Contributing to OpenNANDLab

Thank you for your interest in contributing. This guide covers everything you need to get from zero to a merged pull request.


Table of Contents

  1. Quick start

  2. Project structure

  3. Development workflow

  4. Code standards

  5. Writing tests

  6. Domain knowledge primer

  7. Good first issues

  8. Submitting a pull request

  9. Decision-making


1. Quick start

# Fork the repo on GitHub, then:
git clone https://github.com/YOUR_USERNAME/OpenNANDLab.git
cd OpenNANDLab

# Python 3.10+ required
python -m venv .venv
source .venv/bin/activate          # Linux / macOS
# .venv\Scripts\activate.bat       # Windows CMD
# .venv\Scripts\Activate.ps1       # Windows PowerShell

pip install -e ".[dev]"            # installs all dev tools
pre-commit install                 # installs pre-commit hooks

# Verify setup
pytest --tb=short -q               # all tests should pass
mypy src/                          # should report 0 errors

If any of these fail on a clean clone, open an issue — that’s a bug.


2. Project structure

OpenNANDLab/
├── src/opennandlab/     # All library code lives here
│   ├── nand/            # Physical device model
│   ├── ftl/             # Flash Translation Layer + GC
│   ├── ecc/             # BCH, LDPC, ECCHandler
│   ├── defect/          # Bad block manager, wear leveling
│   ├── optimization/    # Compression, caching
│   ├── workloads/       # Workload generators, trace replay
│   ├── analytics/       # Metrics, report generation
│   ├── visualization/   # Plotly charts, Streamlit dashboard
│   ├── firmware/        # Spec generation, validation
│   ├── simulator.py     # Top-level Simulator class
│   ├── config.py        # Pydantic config models
│   └── cli.py           # Click CLI entry point
├── tests/
│   ├── unit/            # Module-level unit tests
│   ├── integration/     # End-to-end pipeline tests
│   └── property/        # Hypothesis property-based tests
├── examples/            # Runnable example scripts
├── docs/                # Sphinx source + design docs
├── scripts/             # Benchmark + characterization scripts
├── resources/           # Config templates, images
├── pyproject.toml       # Build system + tool config
├── tox.ini              # Test environment matrix
└── ARCHITECTURE.md      # Internal design reference

3. Development workflow

Branch naming

Type

Pattern

Example

Bug fix

fix/<short-description>

fix/write-page-ecc-missing

Feature

feat/<module>-<description>

feat/ftl-greedy-gc

Documentation

docs/<description>

docs/architecture-update

Refactor

refactor/<description>

refactor/bch-forney-algorithm

Test

test/<description>

test/hypothesis-ecc-roundtrip

Commit messages

Follow Conventional Commits:

feat(ftl): add greedy garbage collector

- Select victim block by max invalid-page count
- Copy valid pages to fresh block before erasing
- Update WAF counter on every GC page move

Closes #42

Types: feat, fix, docs, test, refactor, perf, chore, ci

Running checks locally

# Run all tests
pytest

# Run with coverage report
pytest --cov=src/opennandlab --cov-report=html tests/

# Type checking
mypy src/

# Linting + formatting
ruff check src/ tests/
ruff format src/ tests/

# Full tox matrix (all Python versions)

**Aim A**. From the entries, give the lines starting at the one containing "149, 959, 158]" and ending at the one containing "138, 95, 184]" as a JSON list of strings, one string per line, leaving out blank lines.

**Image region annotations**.
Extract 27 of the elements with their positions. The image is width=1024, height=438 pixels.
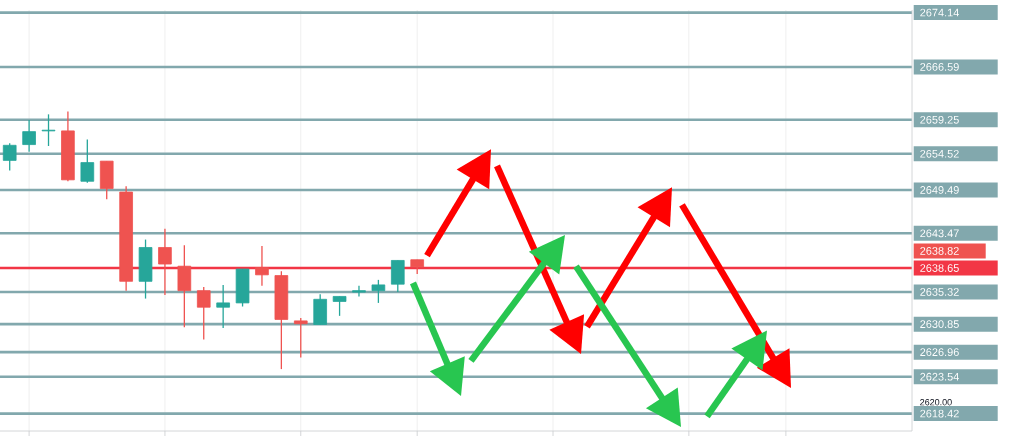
y-tick-label: 2654.52	[920, 149, 959, 158]
y-tick-label: 2659.25	[920, 115, 959, 124]
y-tick-label: 2630.85	[920, 320, 959, 329]
y-tick-label: 2666.59	[920, 63, 959, 71]
text: 2638.82	[920, 247, 959, 255]
candlestick	[352, 284, 366, 298]
y-tick-label: 2643.47	[920, 229, 959, 238]
candlestick	[196, 286, 211, 341]
candlestick	[22, 119, 36, 153]
y-tick-label: 2618.42	[920, 409, 959, 418]
candlestick	[371, 279, 386, 304]
candlestick	[41, 113, 56, 147]
candlestick	[158, 228, 172, 296]
y-tick-label: 2638.65	[920, 264, 959, 272]
candlestick	[216, 284, 230, 329]
candlestick	[293, 317, 308, 359]
y-tick-label: 2623.54	[920, 372, 959, 381]
candlestick	[80, 138, 95, 184]
y-tick-label: 2626.96	[920, 348, 959, 357]
y-tick-label: 2674.14	[920, 8, 959, 17]
y-tick-label: 2620.00	[920, 399, 952, 406]
candlestick	[332, 295, 347, 317]
candlestick	[390, 259, 405, 293]
y-tick-label: 2635.32	[920, 288, 959, 296]
candlestick	[255, 245, 269, 287]
y-tick-label: 2649.49	[920, 186, 959, 194]
candlestick	[2, 142, 17, 172]
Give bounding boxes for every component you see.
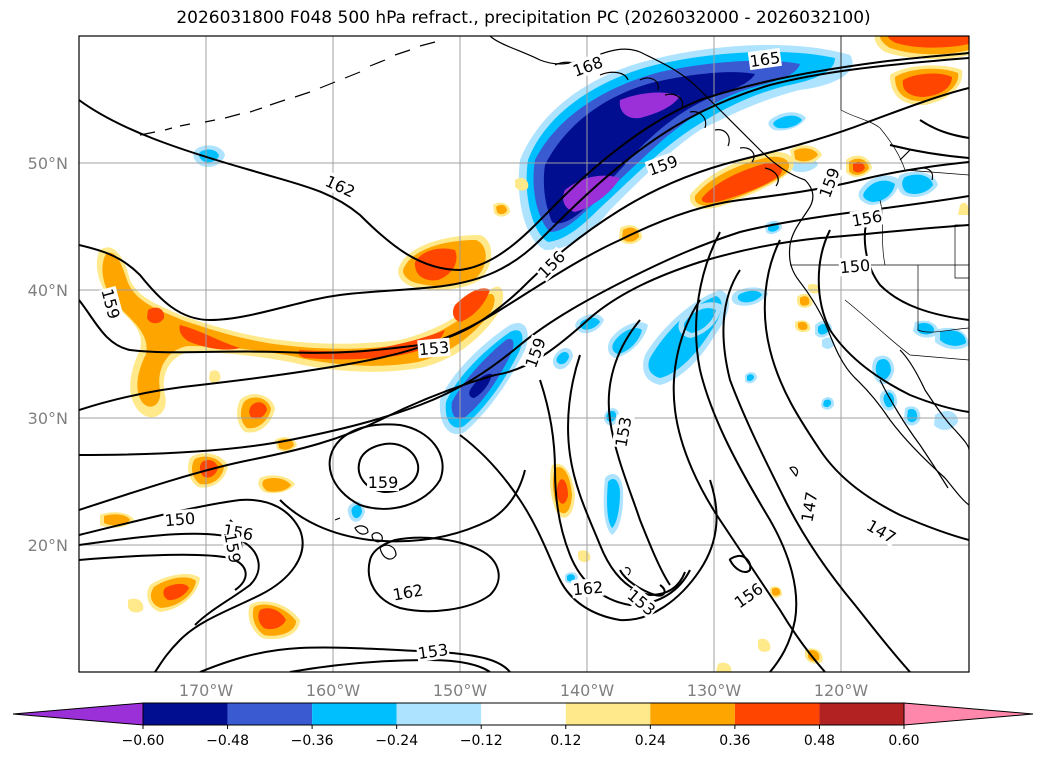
lat-label: 30°N xyxy=(28,409,68,428)
contour-label: 165 xyxy=(748,48,781,71)
lon-label: 130°W xyxy=(687,681,742,700)
colorbar-tick-label: 0.48 xyxy=(804,733,835,749)
refractivity-contours xyxy=(79,52,969,672)
colorbar-extend-max xyxy=(903,702,1034,726)
lat-label: 40°N xyxy=(28,281,68,300)
colorbar: −0.60 −0.48 −0.36 −0.24 −0.12 0.12 0.24 0.36 0.4… xyxy=(12,702,1034,749)
colorbar-tick-label: 0.24 xyxy=(635,733,666,749)
coastlines xyxy=(139,36,969,599)
contour-label: 153 xyxy=(418,338,450,360)
lon-label: 170°W xyxy=(179,681,234,700)
colorbar-cell xyxy=(734,703,820,725)
plot-frame xyxy=(78,35,970,673)
aleutians xyxy=(139,41,436,136)
contour-label: 153 xyxy=(416,640,449,663)
colorbar-cell xyxy=(650,703,735,725)
colorbar-cell xyxy=(143,703,228,725)
contour-label: 162 xyxy=(572,578,604,600)
colorbar-tick-label: −0.24 xyxy=(375,733,418,749)
colorbar-extend-min xyxy=(12,702,144,726)
lon-labels: 170°W 160°W 150°W 140°W 130°W 120°W xyxy=(179,681,869,700)
alaska-coast xyxy=(489,36,969,506)
colorbar-tick-label: −0.48 xyxy=(206,733,249,749)
plot-area xyxy=(79,36,969,672)
hawaii xyxy=(334,517,397,560)
colorbar-tick-label: 0.12 xyxy=(550,733,581,749)
lon-label: 120°W xyxy=(814,681,869,700)
lon-label: 150°W xyxy=(433,681,488,700)
map-title: 2026031800 F048 500 hPa refract., precip… xyxy=(176,8,871,28)
lat-label: 20°N xyxy=(28,536,68,555)
lon-label: 140°W xyxy=(560,681,615,700)
contour-label: 150 xyxy=(164,509,196,531)
contour-label: 159 xyxy=(368,473,399,492)
colorbar-tick-label: 0.60 xyxy=(888,733,919,749)
colorbar-cell xyxy=(227,703,313,725)
lon-label: 160°W xyxy=(306,681,361,700)
precip-neg-north-purple xyxy=(619,92,680,119)
colorbar-cell xyxy=(565,703,651,725)
baja xyxy=(879,379,949,489)
colorbar-cell xyxy=(396,703,482,725)
colorbar-tick-label: 0.36 xyxy=(719,733,750,749)
colorbar-tick-label: −0.60 xyxy=(122,733,165,749)
lat-label: 50°N xyxy=(28,154,68,173)
colorbar-cell xyxy=(819,703,904,725)
colorbar-cell xyxy=(481,703,566,725)
colorbar-tick-label: −0.12 xyxy=(460,733,503,749)
colorbar-tick-label: −0.36 xyxy=(291,733,334,749)
lat-labels: 50°N 40°N 30°N 20°N xyxy=(28,154,68,555)
contour-label: 150 xyxy=(839,256,871,278)
colorbar-cell xyxy=(312,703,397,725)
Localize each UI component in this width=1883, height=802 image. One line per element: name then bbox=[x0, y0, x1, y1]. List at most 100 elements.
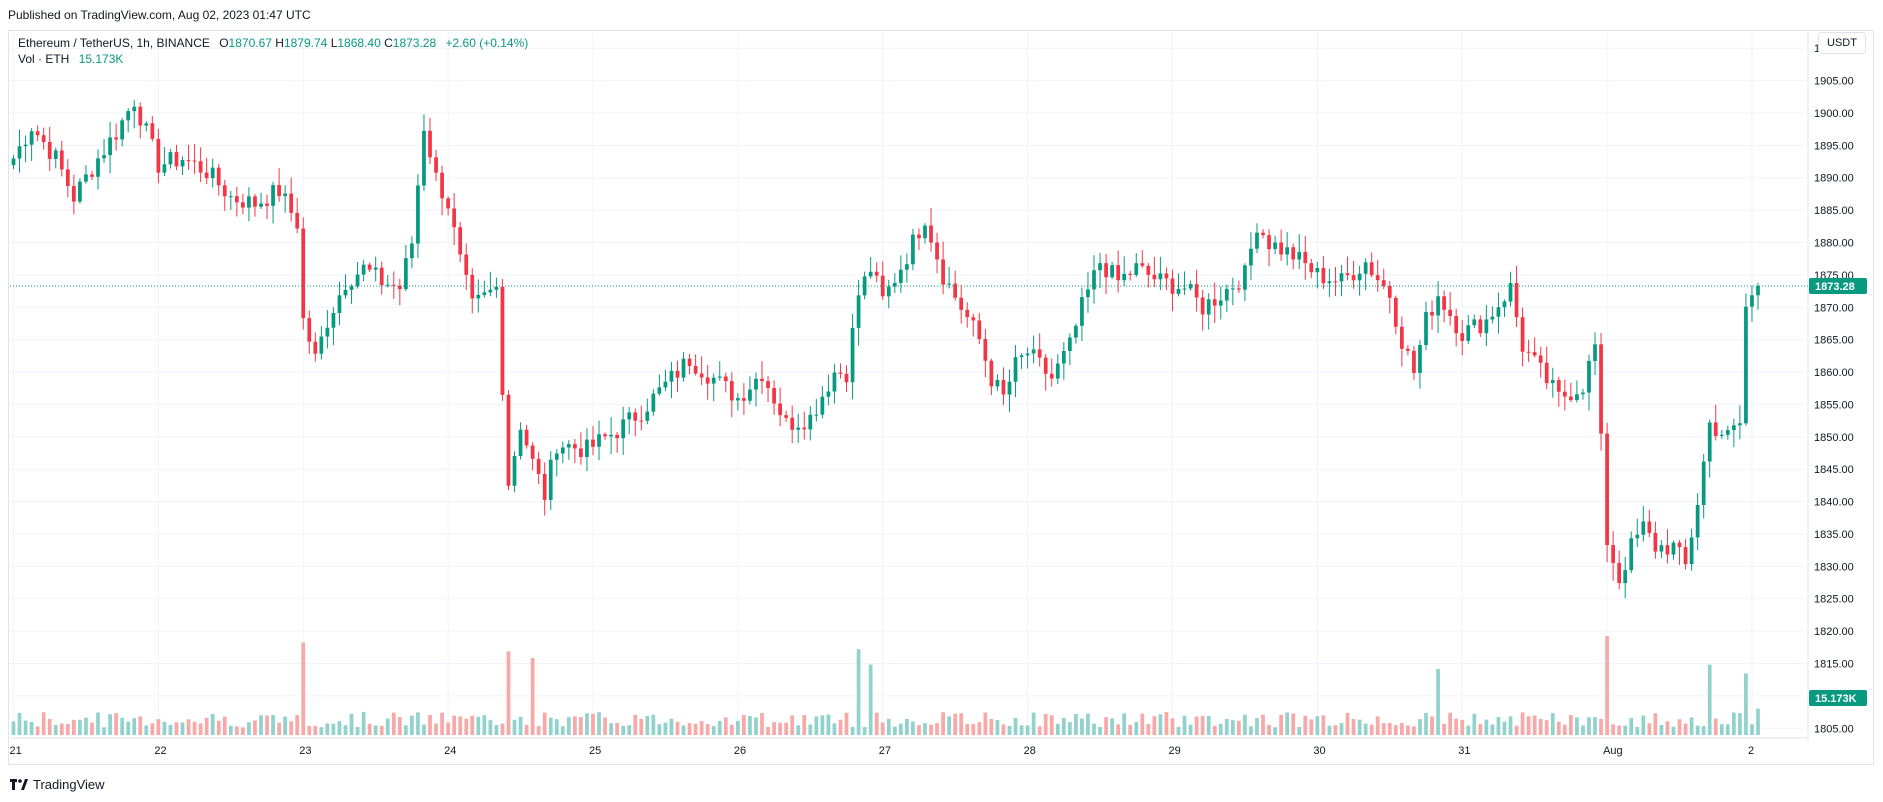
volume-bar bbox=[639, 719, 644, 735]
candle-body bbox=[760, 378, 764, 382]
volume-bar bbox=[917, 725, 921, 735]
currency-button[interactable]: USDT bbox=[1818, 32, 1866, 54]
volume-bar bbox=[1756, 708, 1760, 735]
candle-body bbox=[844, 373, 849, 383]
candle-body bbox=[1490, 316, 1495, 320]
x-axis-tick-label: 31 bbox=[1458, 745, 1470, 757]
candle-body bbox=[1164, 273, 1169, 279]
candle-body bbox=[192, 160, 197, 162]
candle-body bbox=[373, 267, 378, 270]
y-axis-tick-label: 1885.00 bbox=[1814, 205, 1854, 217]
candle-body bbox=[790, 417, 795, 430]
candle-body bbox=[1556, 380, 1561, 392]
candle-body bbox=[126, 111, 131, 121]
candle-body bbox=[808, 414, 813, 430]
candle-body bbox=[772, 387, 776, 404]
candle-body bbox=[935, 242, 939, 260]
candle-body bbox=[669, 370, 674, 382]
chart-frame bbox=[8, 30, 1874, 765]
candle-body bbox=[971, 317, 976, 321]
candle-body bbox=[1375, 275, 1380, 281]
volume-bar bbox=[313, 725, 318, 735]
candle-body bbox=[874, 271, 879, 276]
volume-bar bbox=[253, 720, 257, 735]
volume-bar bbox=[1170, 718, 1175, 735]
volume-bar bbox=[627, 725, 632, 735]
candle-body bbox=[1707, 422, 1712, 462]
candle-body bbox=[573, 444, 577, 449]
candle-body bbox=[518, 429, 523, 456]
volume-bar bbox=[542, 712, 547, 735]
volume-bar bbox=[132, 718, 137, 735]
candle-body bbox=[1086, 289, 1090, 298]
volume-bar bbox=[1134, 722, 1139, 735]
candle-body bbox=[65, 169, 70, 187]
volume-bar bbox=[1067, 721, 1072, 735]
volume-bar bbox=[1327, 725, 1332, 735]
candle-body bbox=[1671, 542, 1676, 555]
volume-bar bbox=[259, 715, 263, 735]
volume-title[interactable]: Vol · ETH bbox=[18, 52, 70, 66]
volume-bar bbox=[772, 722, 776, 735]
candle-body bbox=[524, 429, 529, 446]
candle-body bbox=[500, 286, 505, 395]
candle-body bbox=[1333, 281, 1338, 283]
volume-bar bbox=[1273, 727, 1277, 735]
candle-body bbox=[862, 276, 867, 296]
candle-body bbox=[1019, 355, 1024, 358]
candle-body bbox=[1502, 301, 1507, 308]
volume-bar bbox=[923, 723, 927, 735]
candle-body bbox=[78, 181, 82, 202]
volume-bar bbox=[476, 716, 481, 735]
volume-bar bbox=[1194, 716, 1199, 735]
y-axis-tick-label: 1855.00 bbox=[1814, 399, 1854, 411]
candle-body bbox=[1025, 353, 1030, 356]
volume-bar bbox=[687, 723, 692, 735]
volume-bar bbox=[47, 718, 52, 735]
candle-body bbox=[367, 264, 372, 270]
volume-bar bbox=[494, 725, 499, 735]
candle-body bbox=[1514, 283, 1519, 318]
volume-bar bbox=[59, 723, 64, 735]
symbol-title[interactable]: Ethereum / TetherUS, 1h, BINANCE bbox=[18, 36, 210, 50]
candle-body bbox=[693, 365, 698, 374]
low-value: 1868.40 bbox=[337, 36, 381, 50]
volume-bar bbox=[1659, 724, 1664, 735]
volume-bar bbox=[1261, 714, 1265, 735]
candle-body bbox=[778, 403, 782, 416]
volume-bar bbox=[1460, 719, 1465, 735]
volume-bar bbox=[500, 723, 505, 735]
volume-bar bbox=[162, 721, 167, 735]
volume-bar bbox=[1339, 723, 1344, 735]
candle-body bbox=[1327, 281, 1332, 284]
y-axis-tick-label: 1840.00 bbox=[1814, 497, 1854, 509]
candle-body bbox=[168, 152, 173, 165]
volume-bar bbox=[11, 721, 16, 735]
candle-body bbox=[1243, 265, 1247, 290]
y-axis-tick-label: 1820.00 bbox=[1814, 626, 1854, 638]
candle-body bbox=[150, 123, 155, 139]
candle-body bbox=[174, 152, 179, 167]
candle-body bbox=[186, 159, 191, 161]
volume-bar bbox=[929, 724, 933, 735]
candle-body bbox=[1067, 337, 1072, 351]
candle-body bbox=[1043, 357, 1048, 374]
volume-bar bbox=[1713, 718, 1718, 735]
volume-bar bbox=[78, 719, 82, 735]
candle-body bbox=[1659, 545, 1664, 552]
candle-body bbox=[313, 341, 318, 354]
volume-bar bbox=[898, 723, 903, 735]
volume-bar bbox=[434, 723, 438, 735]
candle-body bbox=[1092, 270, 1096, 290]
candle-body bbox=[1279, 242, 1284, 255]
candle-body bbox=[59, 150, 64, 170]
volume-bar bbox=[1158, 714, 1163, 735]
volume-bar bbox=[518, 716, 523, 735]
volume-bar bbox=[1611, 724, 1615, 735]
candle-body bbox=[1146, 265, 1151, 275]
candle-body bbox=[717, 376, 722, 378]
candle-body bbox=[633, 412, 638, 421]
volume-bar bbox=[84, 717, 88, 735]
volume-bar bbox=[1665, 721, 1670, 735]
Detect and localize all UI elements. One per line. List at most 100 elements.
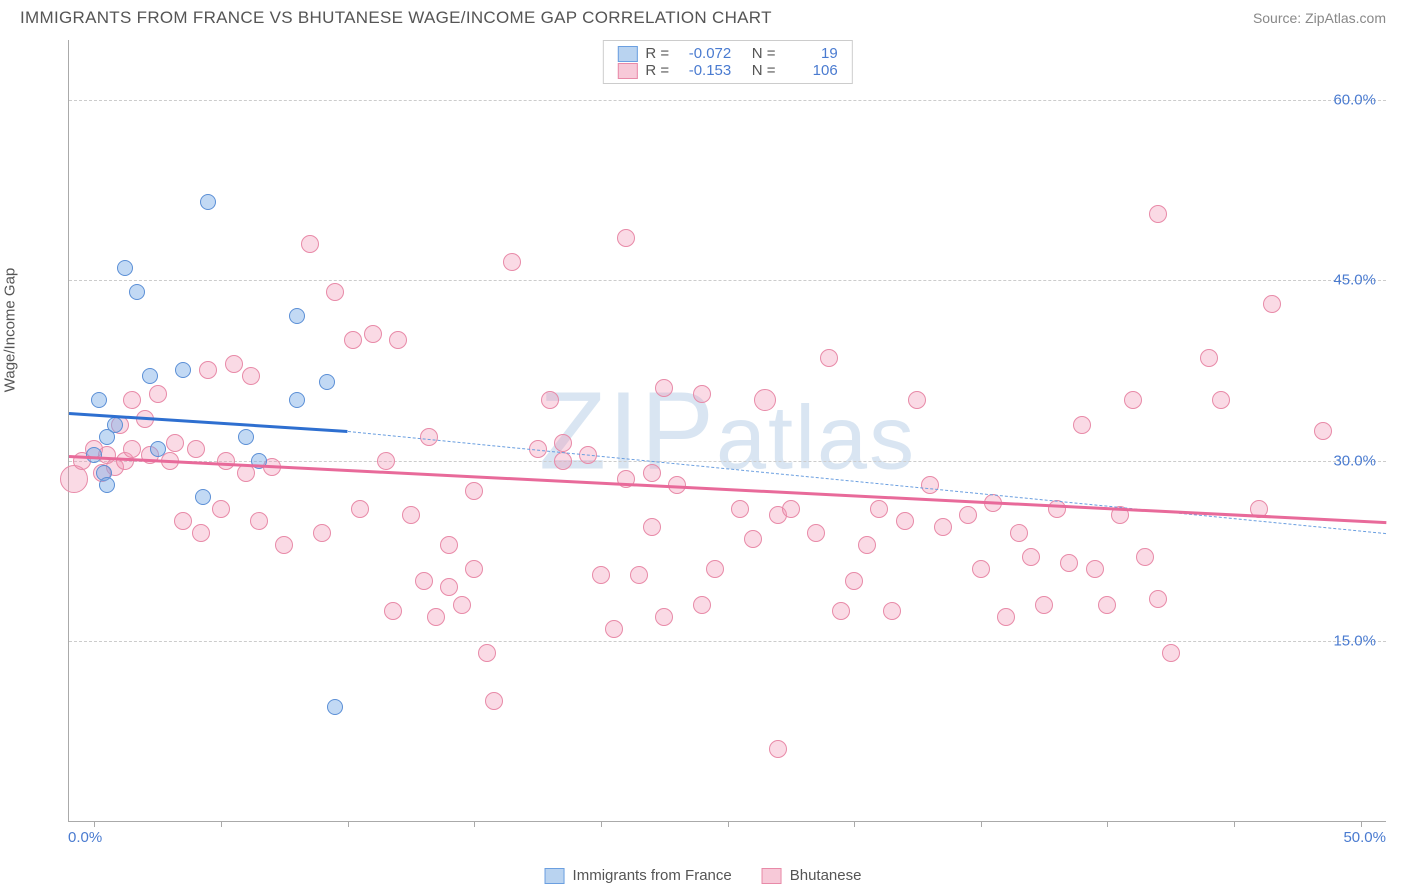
legend-swatch-series2 (762, 868, 782, 884)
data-point (693, 596, 711, 614)
regression-line (69, 455, 1386, 524)
x-tick (981, 821, 982, 827)
stat-n-value-1: 19 (788, 45, 838, 62)
stat-n-value-2: 106 (788, 62, 838, 79)
legend-label-series2: Bhutanese (790, 867, 862, 884)
data-point (440, 536, 458, 554)
data-point (832, 602, 850, 620)
y-tick-label: 45.0% (1333, 272, 1376, 289)
stat-r-label: R = (645, 62, 673, 79)
x-tick (601, 821, 602, 827)
stat-n-label: N = (739, 62, 779, 79)
data-point (129, 284, 145, 300)
data-point (465, 560, 483, 578)
data-point (150, 441, 166, 457)
x-tick (1234, 821, 1235, 827)
y-axis-label: Wage/Income Gap (2, 268, 19, 393)
data-point (91, 392, 107, 408)
data-point (313, 524, 331, 542)
data-point (554, 434, 572, 452)
data-point (870, 500, 888, 518)
stat-r-value-2: -0.153 (681, 62, 731, 79)
data-point (123, 440, 141, 458)
data-point (592, 566, 610, 584)
data-point (896, 512, 914, 530)
plot-area: ZIPatlas R = -0.072 N = 19 R = -0.153 N … (68, 40, 1386, 822)
data-point (351, 500, 369, 518)
data-point (478, 644, 496, 662)
swatch-series1 (617, 46, 637, 62)
data-point (427, 608, 445, 626)
data-point (1136, 548, 1154, 566)
data-point (706, 560, 724, 578)
data-point (326, 283, 344, 301)
data-point (820, 349, 838, 367)
data-point (541, 391, 559, 409)
data-point (225, 355, 243, 373)
stat-r-value-1: -0.072 (681, 45, 731, 62)
data-point (1149, 205, 1167, 223)
data-point (389, 331, 407, 349)
gridline-h (69, 641, 1386, 642)
data-point (643, 464, 661, 482)
data-point (503, 253, 521, 271)
data-point (238, 429, 254, 445)
data-point (1060, 554, 1078, 572)
data-point (858, 536, 876, 554)
data-point (242, 367, 260, 385)
data-point (782, 500, 800, 518)
data-point (908, 391, 926, 409)
legend-item-series2: Bhutanese (762, 867, 862, 884)
data-point (415, 572, 433, 590)
x-tick (1361, 821, 1362, 827)
data-point (195, 489, 211, 505)
data-point (1124, 391, 1142, 409)
data-point (744, 530, 762, 548)
bottom-legend: Immigrants from France Bhutanese (545, 867, 862, 884)
data-point (123, 391, 141, 409)
x-axis-min-label: 0.0% (68, 829, 102, 846)
data-point (655, 379, 673, 397)
data-point (289, 392, 305, 408)
data-point (1212, 391, 1230, 409)
stats-row-series1: R = -0.072 N = 19 (617, 45, 837, 62)
data-point (605, 620, 623, 638)
x-tick (728, 821, 729, 827)
data-point (289, 308, 305, 324)
legend-item-series1: Immigrants from France (545, 867, 732, 884)
data-point (655, 608, 673, 626)
data-point (187, 440, 205, 458)
data-point (319, 374, 335, 390)
data-point (554, 452, 572, 470)
data-point (643, 518, 661, 536)
data-point (275, 536, 293, 554)
data-point (364, 325, 382, 343)
data-point (199, 361, 217, 379)
data-point (1010, 524, 1028, 542)
data-point (200, 194, 216, 210)
data-point (883, 602, 901, 620)
y-tick-label: 30.0% (1333, 452, 1376, 469)
data-point (934, 518, 952, 536)
chart-container: Wage/Income Gap ZIPatlas R = -0.072 N = … (20, 40, 1386, 852)
x-tick (854, 821, 855, 827)
data-point (693, 385, 711, 403)
data-point (1162, 644, 1180, 662)
y-tick-label: 15.0% (1333, 632, 1376, 649)
data-point (807, 524, 825, 542)
data-point (301, 235, 319, 253)
data-point (845, 572, 863, 590)
data-point (1035, 596, 1053, 614)
data-point (1200, 349, 1218, 367)
data-point (485, 692, 503, 710)
x-axis-max-label: 50.0% (1343, 829, 1386, 846)
data-point (86, 447, 102, 463)
stat-r-label: R = (645, 45, 673, 62)
data-point (344, 331, 362, 349)
data-point (377, 452, 395, 470)
data-point (769, 740, 787, 758)
data-point (174, 512, 192, 530)
legend-swatch-series1 (545, 868, 565, 884)
regression-line (348, 431, 1386, 534)
data-point (1098, 596, 1116, 614)
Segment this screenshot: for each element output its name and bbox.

**Aim B**. Write out the contributing guide word for word, starting at "# Verify setup" and ending at "that’s a bug.".

**Written response A**.
[
  "y-tick-label: 2654.52\t[920, 149, 959, 158]",
  "y-tick-label: 2659.25\t[920, 115, 959, 124]",
  "y-tick-label: 2630.85\t[920, 320, 959, 329]",
  "y-tick-label: 2666.59\t[920, 63, 959, 71]",
  "text: 2638.82\t[920, 247, 959, 255]",
  "candlestick\t[352, 284, 366, 298]",
  "y-tick-label: 2643.47\t[920, 229, 959, 238]",
  "candlestick\t[196, 286, 211, 341]",
  "candlestick\t[22, 119, 36, 153]",
  "y-tick-label: 2618.42\t[920, 409, 959, 418]",
  "candlestick\t[371, 279, 386, 304]",
  "candlestick\t[41, 113, 56, 147]",
  "candlestick\t[158, 228, 172, 296]",
  "y-tick-label: 2638.65\t[920, 264, 959, 272]",
  "candlestick\t[216, 284, 230, 329]",
  "candlestick\t[293, 317, 308, 359]",
  "y-tick-label: 2623.54\t[920, 372, 959, 381]",
  "candlestick\t[80, 138, 95, 184]"
]

**Written response B**.
# Verify setup
pytest --tb=short -q               # all tests should pass
mypy src/                          # should report 0 errors

If any of these fail on a clean clone, open an issue — that’s a bug.